--- Source passage ---
Programming with Python

Using Pandas with tabular data

Learning Objectives

  • Load data using the Pandas library.
  • Access data in DataFrames.
  • Create plots of data in DataFrames.
  • Save figures to file.

By now you have all written some Python code that works so we are going to jump into doing some science tasks with data pulled directly from real sources instead of using a dataset we cleaned for you.

Some of the stuff we are going to do will be fairly advanced but I think that seeing how the language can automate your workflow - and especially how it can handle the tasks that are annoying or difficult - will make it more likely that you’ll come back to it. We are throwing a lot at you, so put a red sticky up if you need hands-on help and interrupt if you have a question, and we’ll adjust as we go.

Streamflow measurements of the Colorado River

We are interested in the comparing the discharge of the Colorado River at different points along its course over a specific time period. The traditional way to do this is through the USGS website:

http://waterwatch.usgs.gov/?m=real&r=az

There we can select, by hand, the specific stations we want and request the data for the period of interest. At the end, we end up with some csv files that look like this:

http://waterdata.usgs.gov/az/nwis/uv?cb_00060=on&cb_00065=on&format=rdb&site_no=09380000&period=&begin_date=2016-01-01&end_date=2016-01-10

The header is difficult to work with because it doesn’t always have the same number of lines. Depending on the options we selected on the website, the table can have a different number of columns. Automating the analysis of these files is complicated and it requires quite a bit of handholding in Excel. If we had to do this frequently or for many stations, the chances that we would introduce an error into the data are high.
--- Supplied data ---
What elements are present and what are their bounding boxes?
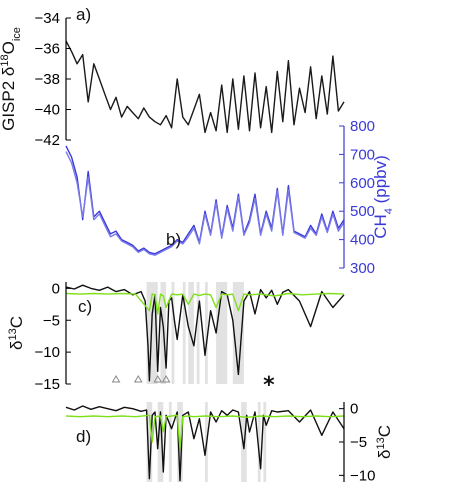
---
### Tasks
a) From the lesson on using Pandas with tabular data, return the passage from "By now you have" to "cleaned for you.".
b) Answer these questions using the lesson on using Pandas with tabular data:
(i) What should a learner put up if they need hands-on help?
(ii) Which river's discharge is being compared at different points along its course?
(iii) According to the lesson, what is the traditional way to get the streamflow measurements?
c) Continue the lesson on using Pandas with tabular data from its last sentence.

### Outputs by task
a)
By now you have all written some Python code that works so we are going to jump into doing some science tasks with data pulled directly from real sources instead of using a dataset we cleaned for you.

b)
(i) A red sticky.
(ii) The Colorado River.
(iii) Through the USGS website.

c)
Our goal is to automate the entire process of data import and processing using Python. We will write a script that will take two dates and a list of stations and will automatically create plots of the discharge at each of those stations.

Earlier today we used a Python library called NumPy to handle arrays of data. NumPy arrays are great for doing math on data but they can only contain floats or integers. Tabular data are best handled by spreadsheets where entries such as dates and times are in some useful format.

One of the best options for working with tabular data in Python is the Python Data Analysis Library (a.k.a. Pandas). The Pandas library provides data structures for tabular data, produces high quality plots with matplotlib (the plotting library we used earlier) and integrates nicely with other libraries that use NumPy arrays.

Let’s start by importing streamgage data from a file that has already been partially cleaned. Open the file in a text editor and see: we removed the header and the column format line (“5d 15s…”) and saved it as a comma-delimited file instead of tab delimited.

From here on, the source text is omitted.